AIM OF THE TASK
Copy each line that contains the word "sure".
=== GIVEN INFORMATION ===
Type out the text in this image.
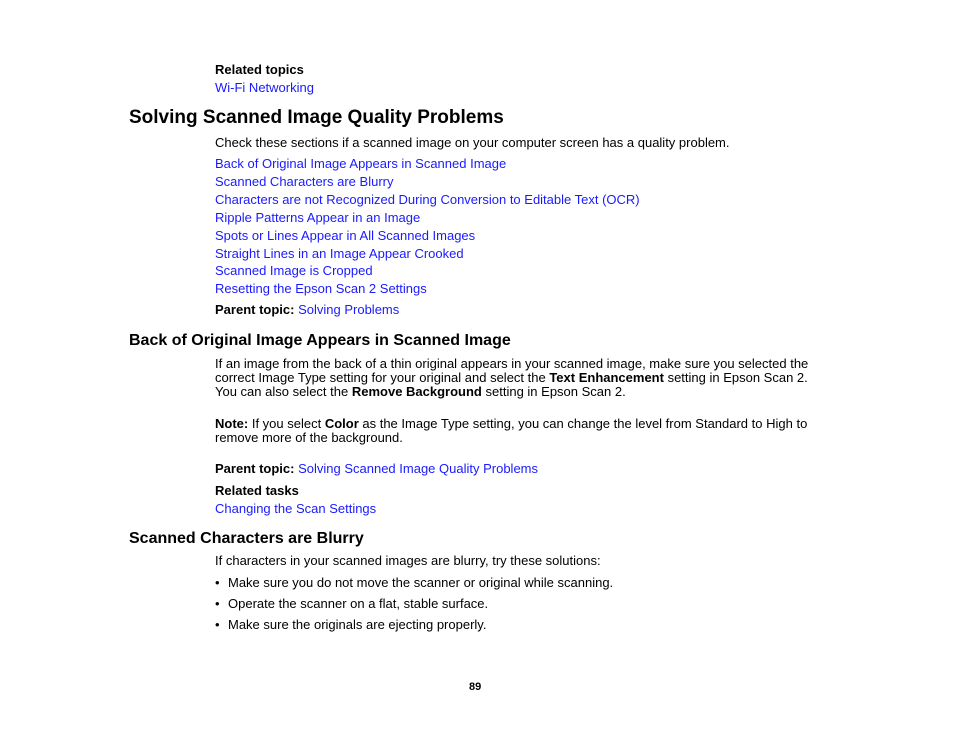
Related topics
Wi-Fi Networking
Solving Scanned Image Quality Problems
Check these sections if a scanned image on your computer screen has a quality problem.
Back of Original Image Appears in Scanned Image
Scanned Characters are Blurry
Characters are not Recognized During Conversion to Editable Text (OCR)
Ripple Patterns Appear in an Image
Spots or Lines Appear in All Scanned Images
Straight Lines in an Image Appear Crooked
Scanned Image is Cropped
Resetting the Epson Scan 2 Settings
Parent topic: Solving Problems
Back of Original Image Appears in Scanned Image
If an image from the back of a thin original appears in your scanned image, make sure you selected the
correct Image Type setting for your original and select the Text Enhancement setting in Epson Scan 2.
You can also select the Remove Background setting in Epson Scan 2.
Note: If you select Color as the Image Type setting, you can change the level from Standard to High to
remove more of the background.
Parent topic: Solving Scanned Image Quality Problems
Related tasks
Changing the Scan Settings
Scanned Characters are Blurry
If characters in your scanned images are blurry, try these solutions:
• Make sure you do not move the scanner or original while scanning.
• Operate the scanner on a flat, stable surface.
• Make sure the originals are ejecting properly.
89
===
SOLUTION TO THE EXERCISE
If an image from the back of a thin original appears in your scanned image, make sure you selected the
• Make sure you do not move the scanner or original while scanning.
• Make sure the originals are ejecting properly.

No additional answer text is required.